+++ Information shown
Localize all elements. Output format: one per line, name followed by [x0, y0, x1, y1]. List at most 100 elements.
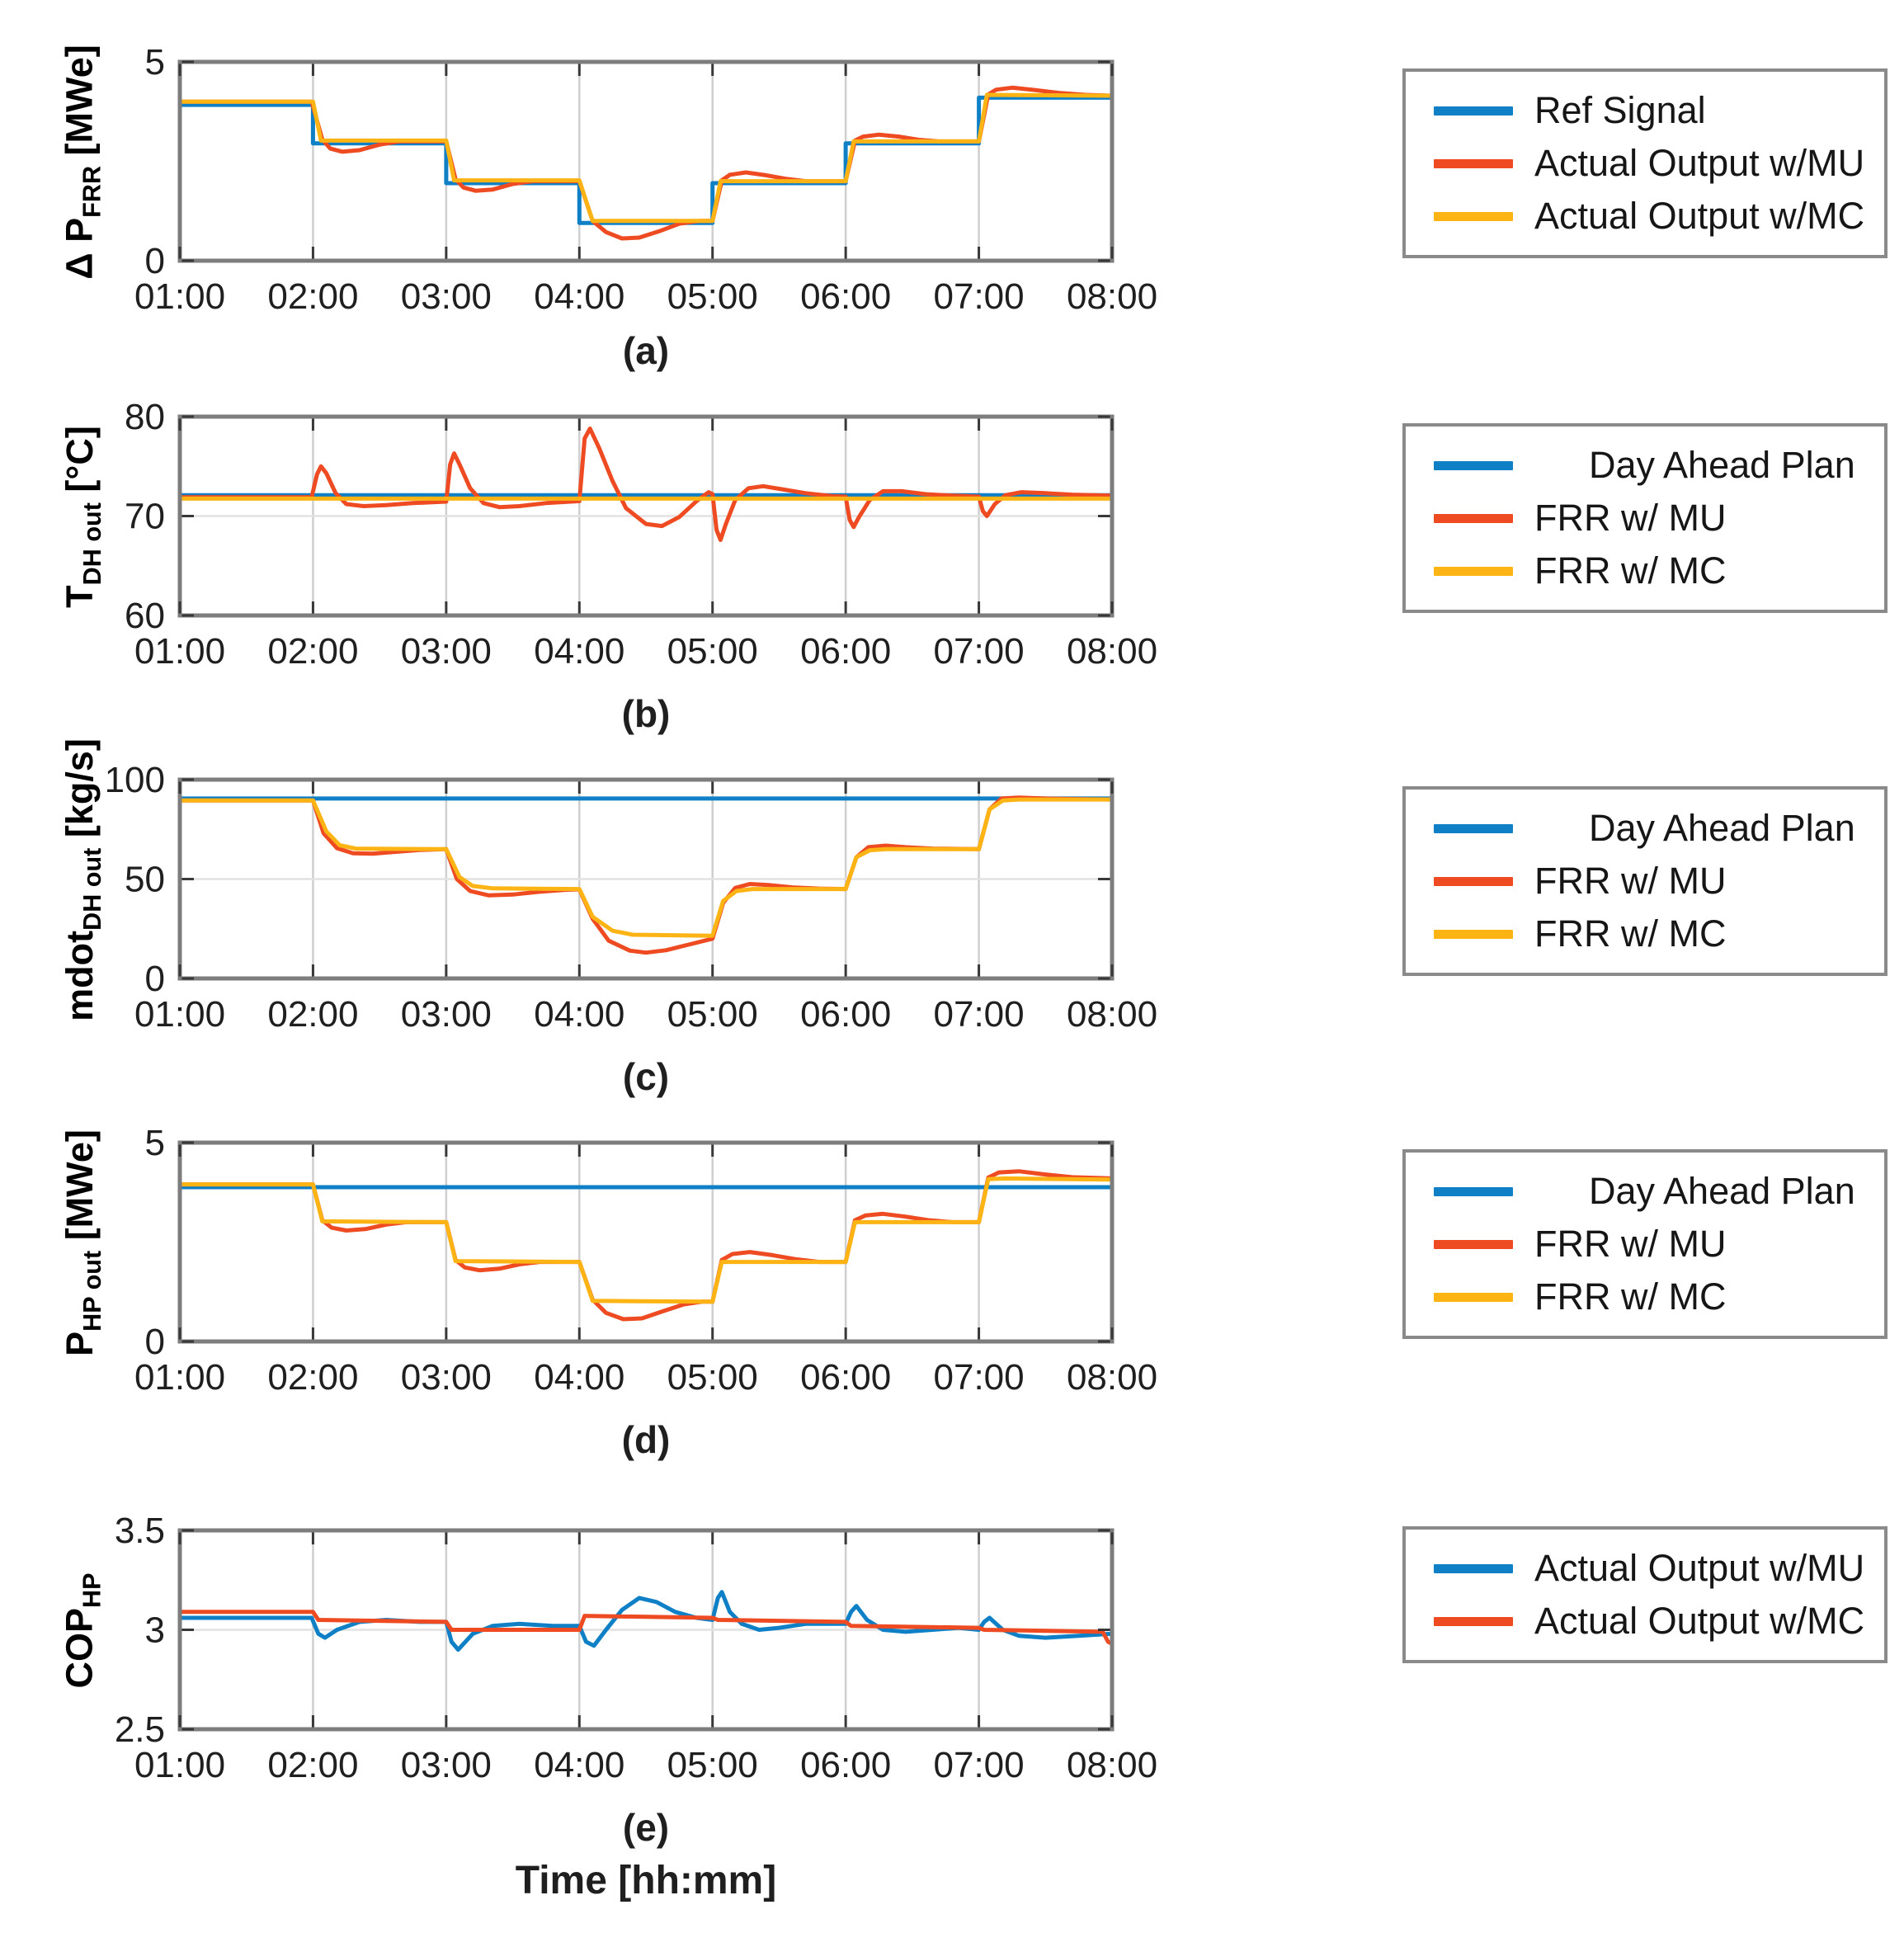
legend-swatch-orange-line-icon — [1434, 158, 1513, 168]
gridlines — [312, 1143, 980, 1341]
legend-entry: FRR w/ MU — [1434, 493, 1868, 544]
y-label-pre: mdot — [58, 930, 101, 1021]
y-tick-label: 0 — [145, 959, 165, 999]
legend-entry: Day Ahead Plan — [1434, 803, 1868, 854]
x-tick-label: 01:00 — [134, 1357, 225, 1398]
series-line-orange — [180, 1169, 1113, 1322]
legend-label: FRR w/ MC — [1534, 1275, 1727, 1318]
legend-entry: Day Ahead Plan — [1434, 1166, 1868, 1217]
x-tick-label: 05:00 — [667, 994, 758, 1035]
x-tick-label: 01:00 — [134, 1745, 225, 1785]
legend-entry: FRR w/ MU — [1434, 1219, 1868, 1270]
x-tick-label: 08:00 — [1067, 631, 1157, 672]
x-tick-labels: 01:00 02:00 03:00 04:00 05:00 06:00 07:00 08:00 — [134, 1745, 1157, 1785]
legend-swatch-yellow-line-icon — [1434, 1292, 1513, 1302]
x-tick-label: 02:00 — [267, 276, 358, 317]
legend-swatch-blue-line-icon — [1434, 460, 1513, 470]
x-tick-label: 08:00 — [1067, 1357, 1157, 1398]
y-tick-label: 100 — [105, 760, 165, 800]
legend-entry: FRR w/ MU — [1434, 856, 1868, 907]
legend-label: Actual Output w/MU — [1534, 1547, 1865, 1589]
axes-frame — [177, 59, 1115, 263]
subplot-d-caption: (d) — [621, 1418, 671, 1461]
legend-swatch-blue-line-icon — [1434, 1563, 1513, 1573]
x-tick-label: 03:00 — [401, 631, 492, 672]
x-tick-label: 07:00 — [934, 1357, 1025, 1398]
y-tick-label: 5 — [145, 1123, 165, 1163]
y-tick-labels: 05 — [145, 42, 165, 281]
x-tick-label: 04:00 — [534, 631, 624, 672]
subplot-d-plot: 01:00 02:00 03:00 04:00 05:00 06:00 07:00 08:00… — [134, 1123, 1157, 1398]
subplot-b-legend: Day Ahead Plan FRR w/ MU FRR w/ MC — [1402, 423, 1888, 613]
subplot-c-legend: Day Ahead Plan FRR w/ MU FRR w/ MC — [1402, 786, 1888, 976]
legend-swatch-yellow-line-icon — [1434, 211, 1513, 221]
y-tick-label: 5 — [145, 42, 165, 83]
legend-swatch-orange-line-icon — [1434, 876, 1513, 886]
subplot-e-caption: (e) — [622, 1806, 670, 1849]
x-tick-label: 03:00 — [401, 994, 492, 1035]
x-tick-labels: 01:00 02:00 03:00 04:00 05:00 06:00 07:00 08:00 — [134, 276, 1157, 317]
x-tick-label: 03:00 — [401, 1745, 492, 1785]
x-tick-label: 08:00 — [1067, 994, 1157, 1035]
x-tick-label: 07:00 — [934, 631, 1025, 672]
legend-swatch-orange-line-icon — [1434, 1239, 1513, 1249]
x-tick-label: 01:00 — [134, 276, 225, 317]
x-tick-label: 04:00 — [534, 276, 624, 317]
x-tick-label: 02:00 — [267, 631, 358, 672]
y-tick-labels: 05 — [145, 1123, 165, 1362]
x-tick-label: 03:00 — [401, 1357, 492, 1398]
x-tick-labels: 01:00 02:00 03:00 04:00 05:00 06:00 07:00 08:00 — [134, 631, 1157, 672]
series-line-yellow — [180, 1176, 1113, 1304]
tick-marks — [178, 778, 1114, 980]
legend-entry: FRR w/ MC — [1434, 545, 1868, 596]
x-tick-label: 04:00 — [534, 1357, 624, 1398]
axes-frame — [177, 414, 1115, 618]
x-tick-label: 01:00 — [134, 631, 225, 672]
x-tick-label: 02:00 — [267, 994, 358, 1035]
series-lines — [180, 1590, 1114, 1652]
y-tick-label: 3 — [145, 1610, 165, 1651]
y-tick-label: 50 — [125, 860, 165, 900]
y-tick-label: 80 — [125, 397, 165, 437]
legend-label: FRR w/ MU — [1534, 1223, 1727, 1265]
legend-entry: Actual Output w/MU — [1434, 138, 1868, 189]
legend-swatch-orange-line-icon — [1434, 1616, 1513, 1626]
x-tick-label: 04:00 — [534, 1745, 624, 1785]
subplot-c-plot: 01:00 02:00 03:00 04:00 05:00 06:00 07:00 08:00… — [105, 760, 1157, 1035]
series-line-blue — [180, 95, 1112, 225]
x-tick-label: 07:00 — [934, 994, 1025, 1035]
series-lines — [180, 427, 1113, 542]
legend-entry: Ref Signal — [1434, 85, 1868, 136]
legend-label: Day Ahead Plan — [1589, 444, 1855, 486]
series-line-yellow — [180, 92, 1113, 224]
y-tick-label: 70 — [125, 497, 165, 537]
x-tick-label: 06:00 — [800, 1357, 891, 1398]
legend-entry: Actual Output w/MC — [1434, 191, 1868, 242]
x-tick-labels: 01:00 02:00 03:00 04:00 05:00 06:00 07:00 08:00 — [134, 1357, 1157, 1398]
tick-marks — [178, 1529, 1114, 1731]
x-tick-label: 05:00 — [667, 1357, 758, 1398]
axes-frame — [177, 1528, 1115, 1732]
legend-swatch-yellow-line-icon — [1434, 929, 1513, 939]
axes-frame — [177, 777, 1115, 981]
legend-entry: FRR w/ MC — [1434, 1271, 1868, 1322]
legend-swatch-blue-line-icon — [1434, 1186, 1513, 1196]
y-label-pre: T — [58, 584, 101, 608]
x-tick-label: 05:00 — [667, 276, 758, 317]
legend-label: FRR w/ MC — [1534, 549, 1727, 592]
subplot-a-legend: Ref Signal Actual Output w/MU Actual Outpu… — [1402, 68, 1888, 258]
tick-marks — [178, 1141, 1114, 1343]
subplot-c-caption: (c) — [622, 1055, 670, 1098]
x-tick-label: 06:00 — [800, 631, 891, 672]
y-tick-labels: 0 50 100 — [105, 760, 165, 999]
x-tick-label: 08:00 — [1067, 1745, 1157, 1785]
series-line-yellow — [180, 797, 1112, 938]
y-tick-labels: 2.5 3 3.5 — [115, 1511, 165, 1750]
x-tick-label: 08:00 — [1067, 276, 1157, 317]
x-tick-label: 04:00 — [534, 994, 624, 1035]
axes-frame — [177, 1140, 1115, 1344]
y-label-pre: Δ P — [58, 217, 101, 280]
series-lines — [180, 85, 1113, 241]
y-label-post: [kg/s] — [58, 738, 101, 848]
++++++
What is being asked
Copy word for word the rows above, from the row with "legend-swatch-orange-line-icon — [1434, 158, 1513, 168]" to the row with "legend-entry: Day Ahead Plan — [1434, 1166, 1868, 1217]", including both of those rows.

Full answer
legend-swatch-orange-line-icon — [1434, 158, 1513, 168]
gridlines — [312, 1143, 980, 1341]
legend-entry: FRR w/ MU — [1434, 493, 1868, 544]
y-label-pre: mdot — [58, 930, 101, 1021]
y-tick-label: 0 — [145, 959, 165, 999]
legend-entry: Day Ahead Plan — [1434, 803, 1868, 854]
x-tick-label: 01:00 — [134, 1357, 225, 1398]
series-line-orange — [180, 1169, 1113, 1322]
legend-label: FRR w/ MC — [1534, 1275, 1727, 1318]
legend-entry: Day Ahead Plan — [1434, 1166, 1868, 1217]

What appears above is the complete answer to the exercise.